Microglia morphology quantification tool (MMQT)

Toolbox for the extraction of morphological features of microglia cells from confocal microscopy image stacks containing two channels:

• anti-Iba1 staining of microglia
• DAPI staining of nuclei

The software will segment foreground from background, create a skeleton of the microglia, segregate individual microglia cells and extract morphological features.

For details see the method paper: Heindl S, Gesierich B, Benakis C, Llovera-Garcia G, Duering M, Liesz A
Automated Morphological Analysis of Microglia After Stroke
Front. Cell. Neurosci. 2018
https://www.frontiersin.org/articles/10.3389/fncel.2018.00106

This toolbox was developed at the Institute for Stroke and Dementia Research (ISD), Munich, Germany. Please read the LICENSE file before using MMQT.

• Hardware and software requirements
• Getting started
• Accepted data formats
• Output files

• Modern CPU, e.g. Intel Core i7
• at least 16 GB RAM
• Obligatory:
  • MATLAB® R2016B (The Mathworks, newer versions untested but might work) with the toolboxes:
  • Image Processing Toolbox 9.5
  • Statistics and Machine Learning Toolbox 11.0
• When using Carl Zeiss Image Data File (CZI-file; file-extension .czi) as input::
  Bio-Formats software tool for MATLAB available from the Open Microscopy Environment consortium.

• Add the MMQT folder to the Matlab path
• Try one of the example scripts in the subfolder ./example
• Example CZI data can be downloaded from the ISD Research Server

The MMQT toolbox needs confocal microscopy Z-stack image data with two channels:

• Channel 1: DAPI staining of nuclei
• Channel 2: anti-Iba1 staining of microglia

Images can be provided in two file formats:

• Carl Zeiss Image Data File (CZI-file; file-extension .czi).
  For details on how to import them see example script mmqt_example_CZI.m.

• MATLAB® formatted binary file (MAT-file; file-extension: .mat).
  MAT-files have to contain two variables:

  • img: 4D array containing the raw image data with 8 bit integer encoding; dimensions should correspond to X/Y/Z directions and the color channels.
  • hdr: structure with two fields, describing dimensionality and resolution (given as scaling factors) of the raw data in the array "img":
    • hdr.dim: vector of length 4, with values specifying the number of dimensions in array "img" and the size of each dimension.
      For example, hdr.dim=[4,1024,1024,132,2] specifies that the array "img" has 4 dimensions with the size of dimensions being respectively 1024, 1024, 132 and 2.
    • hdr.pixdim: vector of length 4, with values specifying the number of dimensions in array "img" and the factors to scale each dimension to micrometer. The forth dimension corresponds to the color channels and therefore has no scaling applied to it. Therefore, set its scaling factor to 1.
      For example, hdr.pixdim=[4,0.2076,0.2076,0.4,1] specifies that the array "img" has 4 dimensions and the X/Y dimension has to be scaled by 0.2076 and the Z dimension by 0.4.

Please note that scaling information for the spatial dimensions is crucial for correct processing of the image stacks. This scaling factors sould result in a micrometer scale. The MMQT software will try to automatically extract this information from CZI-files. If you work with MAT-files, make sure that this information is set correctly in this file (see above).

The output files creates by MMQT are documented in the following files: mmqt_output_files.xlsx (MS Excel file) and mmqt_output_files.txt (tab-separated text)

The scores for the extracted shape-features are stored in a tab-separated text-file with the suffix _features_summarized.txt
The ID of a cell, as given in this text-file, corresponds to the value of the voxels, which belong to the same cell, in the volumetric dataset being saved in the file with suffix _stack5_segregated_cells.mat.

- - - - - - -

Exercise directions:
Could you reproduce the microglia toolbox text word for word, starting with "For example, hdr.dim=[4,1024,1024,132,2]" and going on through "factor to 1."?

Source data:
- - - - - - -

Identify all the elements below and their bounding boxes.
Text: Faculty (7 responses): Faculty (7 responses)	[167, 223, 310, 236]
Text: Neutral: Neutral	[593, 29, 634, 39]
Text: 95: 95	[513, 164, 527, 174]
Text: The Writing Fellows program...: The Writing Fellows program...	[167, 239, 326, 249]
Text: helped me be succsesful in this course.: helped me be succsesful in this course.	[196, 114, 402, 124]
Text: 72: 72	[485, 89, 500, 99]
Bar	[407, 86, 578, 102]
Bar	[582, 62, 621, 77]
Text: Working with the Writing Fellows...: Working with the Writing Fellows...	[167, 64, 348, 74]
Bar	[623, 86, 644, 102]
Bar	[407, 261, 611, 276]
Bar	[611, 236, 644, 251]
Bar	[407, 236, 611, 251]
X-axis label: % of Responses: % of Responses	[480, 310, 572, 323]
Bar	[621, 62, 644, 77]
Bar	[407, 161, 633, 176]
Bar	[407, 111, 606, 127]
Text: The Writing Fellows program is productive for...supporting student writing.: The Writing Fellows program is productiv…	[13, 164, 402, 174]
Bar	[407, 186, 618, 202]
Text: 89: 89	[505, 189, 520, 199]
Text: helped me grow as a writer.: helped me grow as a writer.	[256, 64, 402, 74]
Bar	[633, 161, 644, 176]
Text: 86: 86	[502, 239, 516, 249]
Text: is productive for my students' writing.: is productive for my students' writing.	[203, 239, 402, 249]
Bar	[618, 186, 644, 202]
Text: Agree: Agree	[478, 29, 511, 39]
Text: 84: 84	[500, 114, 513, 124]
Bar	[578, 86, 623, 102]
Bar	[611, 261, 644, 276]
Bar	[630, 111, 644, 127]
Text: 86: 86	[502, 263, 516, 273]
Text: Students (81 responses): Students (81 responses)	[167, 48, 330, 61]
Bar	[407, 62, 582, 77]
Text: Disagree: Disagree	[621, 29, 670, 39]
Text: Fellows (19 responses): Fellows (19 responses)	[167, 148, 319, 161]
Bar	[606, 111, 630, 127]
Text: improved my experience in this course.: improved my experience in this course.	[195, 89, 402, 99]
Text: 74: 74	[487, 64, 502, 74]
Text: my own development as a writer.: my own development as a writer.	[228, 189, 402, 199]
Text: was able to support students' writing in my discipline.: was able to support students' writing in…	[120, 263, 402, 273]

- - - - - - -

Answer for the task:
For example, hdr.dim=[4,1024,1024,132,2] specifies that the array "img" has 4 dimensions with the size of dimensions being respectively 1024, 1024, 132 and 2.
    • hdr.pixdim: vector of length 4, with values specifying the number of dimensions in array "img" and the factors to scale each dimension to micrometer. The forth dimension corresponds to the color channels and therefore has no scaling applied to it. Therefore, set its scaling factor to 1.